THE REQUEST -
For each line that holds "démocratique", copy the line out.

DATASET -
-=-=-

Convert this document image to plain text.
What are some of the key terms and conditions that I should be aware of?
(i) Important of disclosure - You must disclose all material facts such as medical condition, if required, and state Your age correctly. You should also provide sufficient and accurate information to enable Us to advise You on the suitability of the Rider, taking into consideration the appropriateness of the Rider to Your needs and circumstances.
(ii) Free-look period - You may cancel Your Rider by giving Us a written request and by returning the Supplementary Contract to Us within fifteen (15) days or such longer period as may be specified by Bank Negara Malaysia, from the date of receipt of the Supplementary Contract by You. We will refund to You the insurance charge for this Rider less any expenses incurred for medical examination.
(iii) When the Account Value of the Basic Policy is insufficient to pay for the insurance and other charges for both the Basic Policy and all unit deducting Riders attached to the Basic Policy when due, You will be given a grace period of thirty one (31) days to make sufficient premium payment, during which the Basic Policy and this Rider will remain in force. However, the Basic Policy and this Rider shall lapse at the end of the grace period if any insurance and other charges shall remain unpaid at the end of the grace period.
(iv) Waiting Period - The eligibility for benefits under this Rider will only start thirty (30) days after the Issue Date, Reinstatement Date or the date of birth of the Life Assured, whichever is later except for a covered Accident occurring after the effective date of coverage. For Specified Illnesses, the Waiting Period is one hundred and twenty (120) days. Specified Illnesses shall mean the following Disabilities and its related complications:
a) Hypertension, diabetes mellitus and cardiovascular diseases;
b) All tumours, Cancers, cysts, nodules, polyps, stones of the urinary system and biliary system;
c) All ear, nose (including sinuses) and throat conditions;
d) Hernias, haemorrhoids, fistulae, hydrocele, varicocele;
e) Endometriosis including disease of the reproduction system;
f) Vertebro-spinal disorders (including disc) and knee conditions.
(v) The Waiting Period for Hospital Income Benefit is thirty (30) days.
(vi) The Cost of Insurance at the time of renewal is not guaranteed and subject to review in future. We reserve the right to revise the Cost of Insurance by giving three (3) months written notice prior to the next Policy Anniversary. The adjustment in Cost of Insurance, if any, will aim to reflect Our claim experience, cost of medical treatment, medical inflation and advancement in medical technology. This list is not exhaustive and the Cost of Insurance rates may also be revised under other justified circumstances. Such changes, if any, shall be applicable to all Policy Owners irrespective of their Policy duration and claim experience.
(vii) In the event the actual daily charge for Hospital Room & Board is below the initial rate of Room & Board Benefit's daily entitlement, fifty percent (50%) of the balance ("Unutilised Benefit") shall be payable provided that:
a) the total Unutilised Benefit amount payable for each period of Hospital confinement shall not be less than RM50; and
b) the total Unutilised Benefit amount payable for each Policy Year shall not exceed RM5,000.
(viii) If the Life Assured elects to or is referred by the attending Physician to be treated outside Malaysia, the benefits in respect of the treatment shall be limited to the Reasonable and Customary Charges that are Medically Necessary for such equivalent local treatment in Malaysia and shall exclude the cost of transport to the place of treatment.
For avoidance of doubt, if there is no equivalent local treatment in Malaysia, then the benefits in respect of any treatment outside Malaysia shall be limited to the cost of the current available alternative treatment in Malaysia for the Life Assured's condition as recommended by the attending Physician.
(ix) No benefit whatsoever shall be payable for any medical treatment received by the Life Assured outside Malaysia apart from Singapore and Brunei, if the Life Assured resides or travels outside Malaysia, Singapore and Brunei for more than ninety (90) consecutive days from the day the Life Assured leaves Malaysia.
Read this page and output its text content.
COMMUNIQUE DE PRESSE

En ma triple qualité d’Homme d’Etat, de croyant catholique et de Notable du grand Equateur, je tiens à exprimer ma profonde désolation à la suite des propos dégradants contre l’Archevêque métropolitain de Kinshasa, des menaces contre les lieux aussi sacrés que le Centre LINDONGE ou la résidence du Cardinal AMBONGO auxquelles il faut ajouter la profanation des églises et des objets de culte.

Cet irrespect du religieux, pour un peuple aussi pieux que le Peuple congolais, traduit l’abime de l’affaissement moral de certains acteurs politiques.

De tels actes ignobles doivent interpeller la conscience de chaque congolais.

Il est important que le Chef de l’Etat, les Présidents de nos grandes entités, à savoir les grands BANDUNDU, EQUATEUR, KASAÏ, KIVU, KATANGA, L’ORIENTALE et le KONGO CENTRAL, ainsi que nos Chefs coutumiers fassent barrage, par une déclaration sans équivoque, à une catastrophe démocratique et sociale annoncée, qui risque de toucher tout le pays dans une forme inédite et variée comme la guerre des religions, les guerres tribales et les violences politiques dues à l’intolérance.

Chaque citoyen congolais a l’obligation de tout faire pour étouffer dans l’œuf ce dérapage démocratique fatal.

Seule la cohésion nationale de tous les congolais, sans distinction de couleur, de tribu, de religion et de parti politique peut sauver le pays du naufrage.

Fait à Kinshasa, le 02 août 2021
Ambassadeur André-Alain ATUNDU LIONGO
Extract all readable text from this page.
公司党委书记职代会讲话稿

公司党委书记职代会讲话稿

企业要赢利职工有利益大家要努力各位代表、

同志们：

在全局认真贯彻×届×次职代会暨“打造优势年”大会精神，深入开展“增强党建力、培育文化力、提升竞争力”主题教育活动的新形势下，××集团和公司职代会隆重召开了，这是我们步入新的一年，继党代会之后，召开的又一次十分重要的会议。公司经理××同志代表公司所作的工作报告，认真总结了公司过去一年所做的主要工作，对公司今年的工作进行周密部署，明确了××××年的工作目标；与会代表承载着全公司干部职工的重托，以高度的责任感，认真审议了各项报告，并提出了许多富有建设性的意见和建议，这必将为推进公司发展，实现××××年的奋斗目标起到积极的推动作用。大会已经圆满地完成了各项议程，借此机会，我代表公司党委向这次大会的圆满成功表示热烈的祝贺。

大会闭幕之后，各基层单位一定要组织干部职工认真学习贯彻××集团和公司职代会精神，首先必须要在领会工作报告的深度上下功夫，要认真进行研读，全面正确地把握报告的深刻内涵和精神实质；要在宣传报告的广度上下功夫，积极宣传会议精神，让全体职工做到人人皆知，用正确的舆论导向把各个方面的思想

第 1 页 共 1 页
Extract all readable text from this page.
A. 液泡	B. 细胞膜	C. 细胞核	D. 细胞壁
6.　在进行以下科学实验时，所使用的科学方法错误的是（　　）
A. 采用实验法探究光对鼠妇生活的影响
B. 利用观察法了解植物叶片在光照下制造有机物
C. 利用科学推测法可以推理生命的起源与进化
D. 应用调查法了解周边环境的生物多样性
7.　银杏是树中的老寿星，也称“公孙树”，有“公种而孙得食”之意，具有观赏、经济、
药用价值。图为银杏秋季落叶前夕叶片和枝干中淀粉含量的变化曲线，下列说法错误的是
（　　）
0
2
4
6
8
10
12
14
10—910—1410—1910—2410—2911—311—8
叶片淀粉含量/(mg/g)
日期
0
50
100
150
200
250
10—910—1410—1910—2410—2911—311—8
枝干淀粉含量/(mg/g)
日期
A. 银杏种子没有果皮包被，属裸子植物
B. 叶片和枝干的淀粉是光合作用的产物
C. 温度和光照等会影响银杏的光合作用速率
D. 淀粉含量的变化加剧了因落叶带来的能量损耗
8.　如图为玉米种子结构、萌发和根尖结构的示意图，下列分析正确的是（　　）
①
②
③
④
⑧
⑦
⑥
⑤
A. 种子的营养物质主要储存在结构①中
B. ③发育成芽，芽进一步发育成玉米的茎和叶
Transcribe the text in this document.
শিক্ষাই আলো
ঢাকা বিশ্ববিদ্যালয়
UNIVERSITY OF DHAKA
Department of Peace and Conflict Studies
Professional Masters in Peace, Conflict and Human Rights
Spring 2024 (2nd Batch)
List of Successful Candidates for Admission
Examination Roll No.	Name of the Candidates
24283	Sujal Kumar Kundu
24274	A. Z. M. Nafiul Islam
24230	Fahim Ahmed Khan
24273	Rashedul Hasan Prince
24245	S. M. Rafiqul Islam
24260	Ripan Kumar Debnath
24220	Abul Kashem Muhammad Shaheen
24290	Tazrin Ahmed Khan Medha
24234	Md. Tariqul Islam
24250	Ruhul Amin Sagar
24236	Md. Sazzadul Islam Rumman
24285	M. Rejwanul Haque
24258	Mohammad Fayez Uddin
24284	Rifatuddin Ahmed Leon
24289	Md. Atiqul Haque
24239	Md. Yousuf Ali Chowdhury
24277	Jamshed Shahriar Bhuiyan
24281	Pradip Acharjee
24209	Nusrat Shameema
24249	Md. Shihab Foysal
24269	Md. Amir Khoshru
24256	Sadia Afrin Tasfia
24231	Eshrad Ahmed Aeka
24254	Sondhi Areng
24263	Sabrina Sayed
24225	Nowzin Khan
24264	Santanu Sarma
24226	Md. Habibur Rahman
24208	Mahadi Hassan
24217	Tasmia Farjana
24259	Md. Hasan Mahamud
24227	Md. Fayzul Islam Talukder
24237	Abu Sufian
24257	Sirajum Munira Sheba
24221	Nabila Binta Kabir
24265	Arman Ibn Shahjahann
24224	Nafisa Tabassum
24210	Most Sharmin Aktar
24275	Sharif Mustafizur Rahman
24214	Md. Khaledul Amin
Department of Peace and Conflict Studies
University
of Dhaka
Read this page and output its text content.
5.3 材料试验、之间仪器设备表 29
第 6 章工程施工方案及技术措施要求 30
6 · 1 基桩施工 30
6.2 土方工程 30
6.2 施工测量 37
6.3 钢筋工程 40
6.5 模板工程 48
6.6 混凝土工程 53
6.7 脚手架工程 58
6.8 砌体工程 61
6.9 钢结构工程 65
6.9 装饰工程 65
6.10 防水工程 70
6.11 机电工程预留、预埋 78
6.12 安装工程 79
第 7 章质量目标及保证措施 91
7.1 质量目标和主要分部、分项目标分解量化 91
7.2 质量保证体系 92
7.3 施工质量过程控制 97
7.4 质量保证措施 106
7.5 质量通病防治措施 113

-=-=-

TASK RESULT -
Il est important que le Chef de l’Etat, les Présidents de nos grandes entités, à savoir les grands BANDUNDU, EQUATEUR, KASAÏ, KIVU, KATANGA, L’ORIENTALE et le KONGO CENTRAL, ainsi que nos Chefs coutumiers fassent barrage, par une déclaration sans équivoque, à une catastrophe démocratique et sociale annoncée, qui risque de toucher tout le pays dans une forme inédite et variée comme la guerre des religions, les guerres tribales et les violences politiques dues à l’intolérance.
Chaque citoyen congolais a l’obligation de tout faire pour étouffer dans l’œuf ce dérapage démocratique fatal.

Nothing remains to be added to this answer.